[Start]
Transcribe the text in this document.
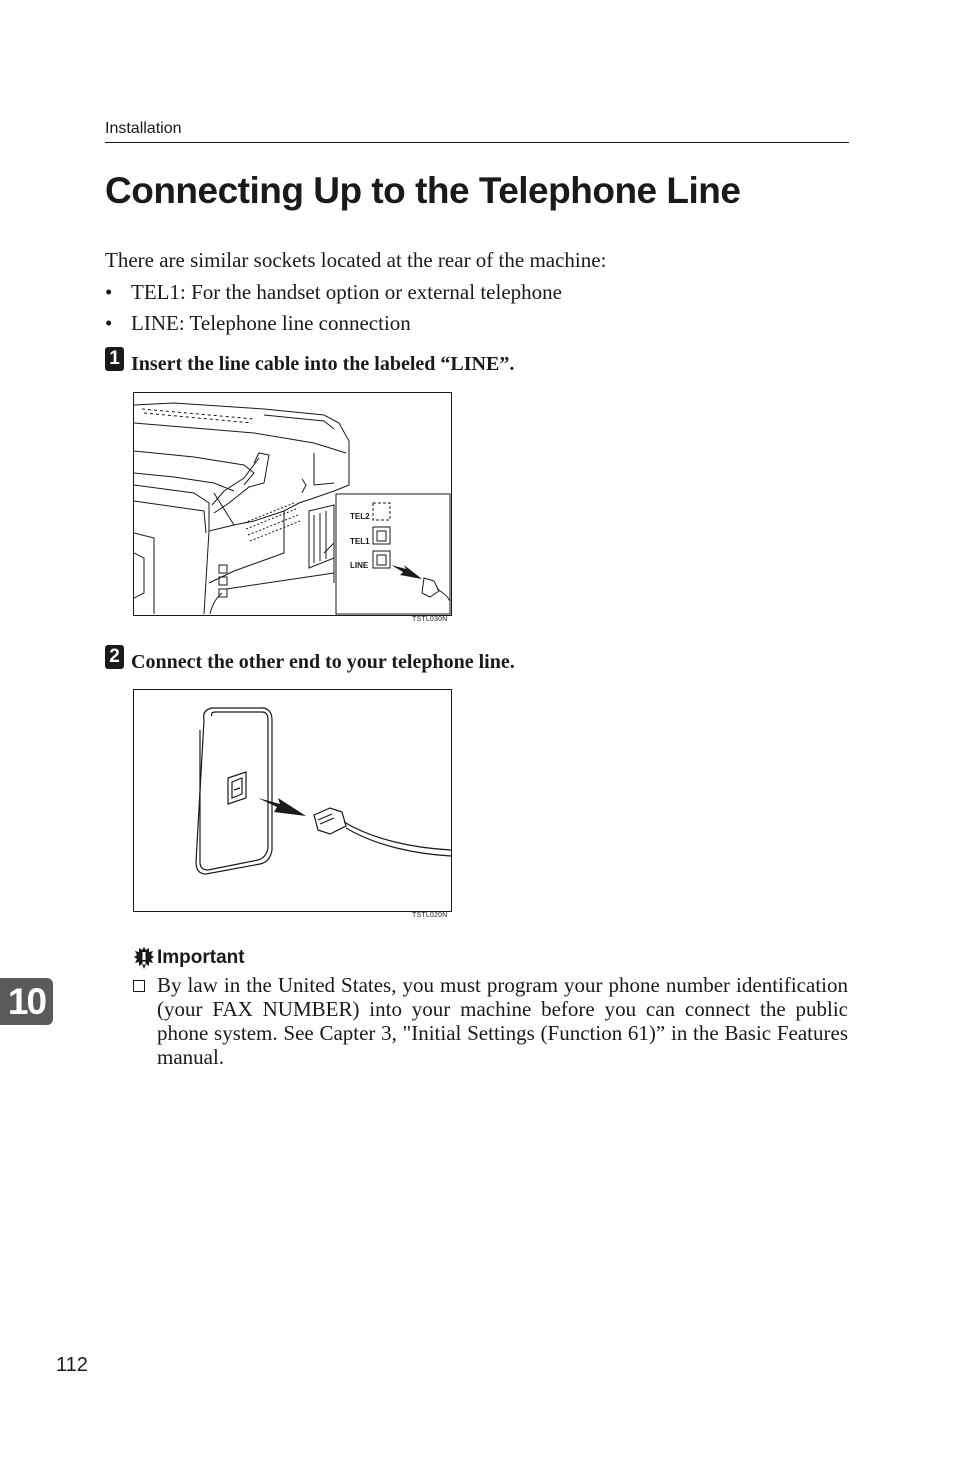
Installation
Connecting Up to the Telephone Line
There are similar sockets located at the rear of the machine:
• TEL1: For the handset option or external telephone
• LINE: Telephone line connection
1 Insert the line cable into the labeled “LINE”.
TEL2
TEL1
LINE
TSTL030N
2 Connect the other end to your telephone line.
TSTL020N
Important
By law in the United States, you must program your phone number identification (your FAX NUMBER) into your machine before you can connect the public phone system. See Capter 3, "Initial Settings (Function 61)” in the Basic Features manual.
10
112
[End]
* _Exercise prompt_:
List each line of the records that holds the string "your".

* _Result for this exercise_:
2 Connect the other end to your telephone line.
By law in the United States, you must program your phone number identification (your FAX NUMBER) into your machine before you can connect the public phone system. See Capter 3, "Initial Settings (Function 61)” in the Basic Features manual.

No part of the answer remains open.